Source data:
════════════════

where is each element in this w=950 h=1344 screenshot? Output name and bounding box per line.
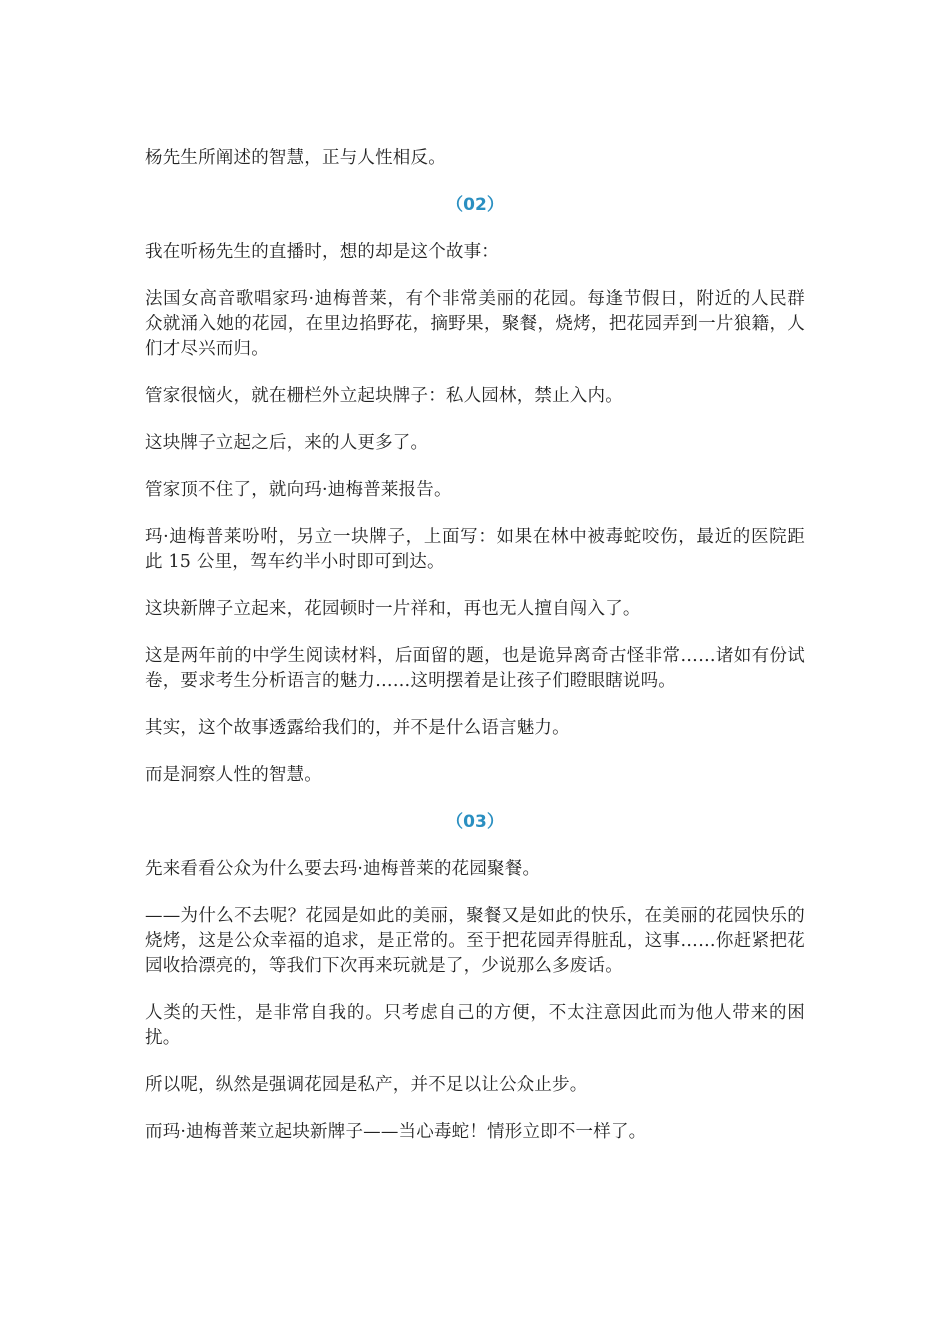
paragraph: 这块牌子立起之后，来的人更多了。 (145, 433, 429, 453)
section-heading-03: （03） (446, 812, 504, 832)
paragraph: 所以呢，纵然是强调花园是私产，并不足以让公众止步。 (145, 1075, 588, 1095)
paragraph: 而玛·迪梅普莱立起块新牌子——当心毒蛇！情形立即不一样了。 (145, 1122, 647, 1142)
paragraph: 玛·迪梅普莱吩咐，另立一块牌子，上面写：如果在林中被毒蛇咬伤，最近的医院距此 15 公里，驾车约半小时即可到达。 (145, 527, 805, 572)
paragraph: 管家顶不住了，就向玛·迪梅普莱报告。 (145, 480, 452, 500)
paragraph: 其实，这个故事透露给我们的，并不是什么语言魅力。 (145, 718, 570, 738)
paragraph: 而是洞察人性的智慧。 (145, 765, 322, 785)
paragraph: 杨先生所阐述的智慧，正与人性相反。 (145, 148, 446, 168)
paragraph: 人类的天性，是非常自我的。只考虑自己的方便，不太注意因此而为他人带来的困扰。 (145, 1003, 805, 1048)
section-heading-02: （02） (446, 195, 504, 215)
paragraph: 我在听杨先生的直播时，想的却是这个故事： (145, 242, 499, 262)
paragraph: ——为什么不去呢？花园是如此的美丽，聚餐又是如此的快乐，在美丽的花园快乐的烧烤，这是公众幸福的追求，是正常的。至于把花园弄得脏乱，这事……你赶紧把花园收拾漂亮的，等我们下次再来玩就是了，少说那么多废话。 (145, 906, 805, 976)
article-body (145, 146, 805, 1167)
paragraph: 这块新牌子立起来，花园顿时一片祥和，再也无人擅自闯入了。 (145, 599, 641, 619)
paragraph: 这是两年前的中学生阅读材料，后面留的题，也是诡异离奇古怪非常……诸如有份试卷，要求考生分析语言的魅力……这明摆着是让孩子们瞪眼瞎说吗。 (145, 646, 805, 691)
paragraph: 先来看看公众为什么要去玛·迪梅普莱的花园聚餐。 (145, 859, 541, 879)
paragraph: 法国女高音歌唱家玛·迪梅普莱，有个非常美丽的花园。每逢节假日，附近的人民群众就涌入她的花园，在里边掐野花，摘野果，聚餐，烧烤，把花园弄到一片狼籍，人们才尽兴而归。 (145, 289, 805, 359)
paragraph: 管家很恼火，就在栅栏外立起块牌子：私人园林，禁止入内。 (145, 386, 623, 406)
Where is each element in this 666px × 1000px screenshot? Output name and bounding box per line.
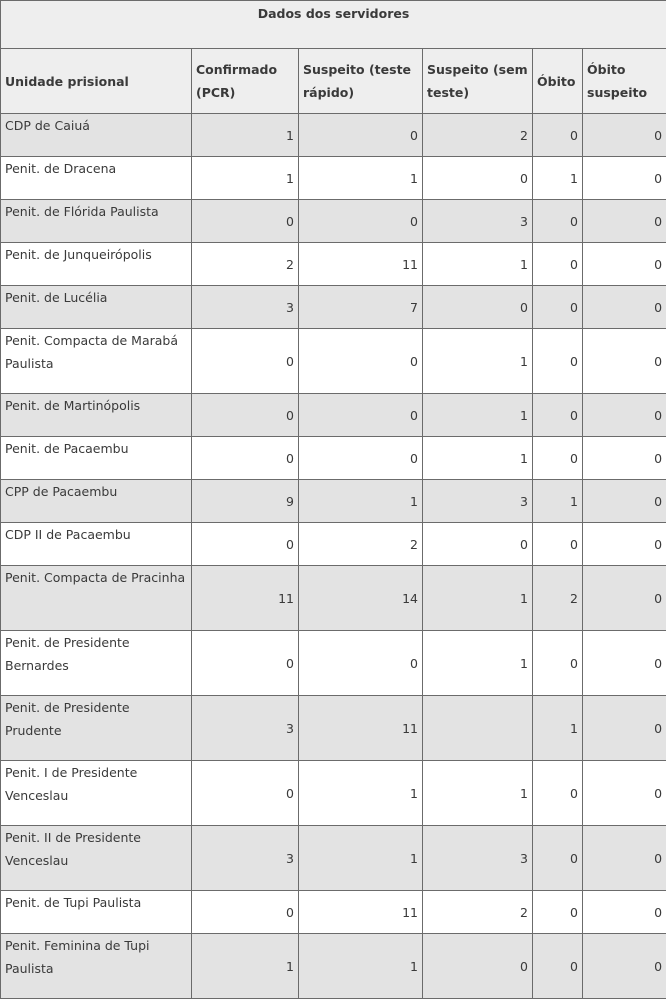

════════════════

> [Task objective]: Return every one of the lines above word for word, leaving out the pictures.

> [Output]:
where is each element in this w=950 h=1344 screenshot? Output name and bounding box per line.
paragraph: 这块牌子立起之后，来的人更多了。 (145, 433, 429, 453)
section-heading-03: （03） (446, 812, 504, 832)
paragraph: 所以呢，纵然是强调花园是私产，并不足以让公众止步。 (145, 1075, 588, 1095)
paragraph: 而玛·迪梅普莱立起块新牌子——当心毒蛇！情形立即不一样了。 (145, 1122, 647, 1142)
paragraph: 玛·迪梅普莱吩咐，另立一块牌子，上面写：如果在林中被毒蛇咬伤，最近的医院距此 15 公里，驾车约半小时即可到达。 (145, 527, 805, 572)
paragraph: 管家顶不住了，就向玛·迪梅普莱报告。 (145, 480, 452, 500)
paragraph: 其实，这个故事透露给我们的，并不是什么语言魅力。 (145, 718, 570, 738)
paragraph: 而是洞察人性的智慧。 (145, 765, 322, 785)
paragraph: 杨先生所阐述的智慧，正与人性相反。 (145, 148, 446, 168)
paragraph: 人类的天性，是非常自我的。只考虑自己的方便，不太注意因此而为他人带来的困扰。 (145, 1003, 805, 1048)
section-heading-02: （02） (446, 195, 504, 215)
paragraph: 我在听杨先生的直播时，想的却是这个故事： (145, 242, 499, 262)
paragraph: ——为什么不去呢？花园是如此的美丽，聚餐又是如此的快乐，在美丽的花园快乐的烧烤，这是公众幸福的追求，是正常的。至于把花园弄得脏乱，这事……你赶紧把花园收拾漂亮的，等我们下次再来玩就是了，少说那么多废话。 (145, 906, 805, 976)
article-body (145, 146, 805, 1167)
paragraph: 这块新牌子立起来，花园顿时一片祥和，再也无人擅自闯入了。 (145, 599, 641, 619)
paragraph: 这是两年前的中学生阅读材料，后面留的题，也是诡异离奇古怪非常……诸如有份试卷，要求考生分析语言的魅力……这明摆着是让孩子们瞪眼瞎说吗。 (145, 646, 805, 691)
paragraph: 先来看看公众为什么要去玛·迪梅普莱的花园聚餐。 (145, 859, 541, 879)
paragraph: 法国女高音歌唱家玛·迪梅普莱，有个非常美丽的花园。每逢节假日，附近的人民群众就涌入她的花园，在里边掐野花，摘野果，聚餐，烧烤，把花园弄到一片狼籍，人们才尽兴而归。 (145, 289, 805, 359)
paragraph: 管家很恼火，就在栅栏外立起块牌子：私人园林，禁止入内。 (145, 386, 623, 406)
Where is each element in this 666px × 1000px screenshot? Output name and bounding box per line.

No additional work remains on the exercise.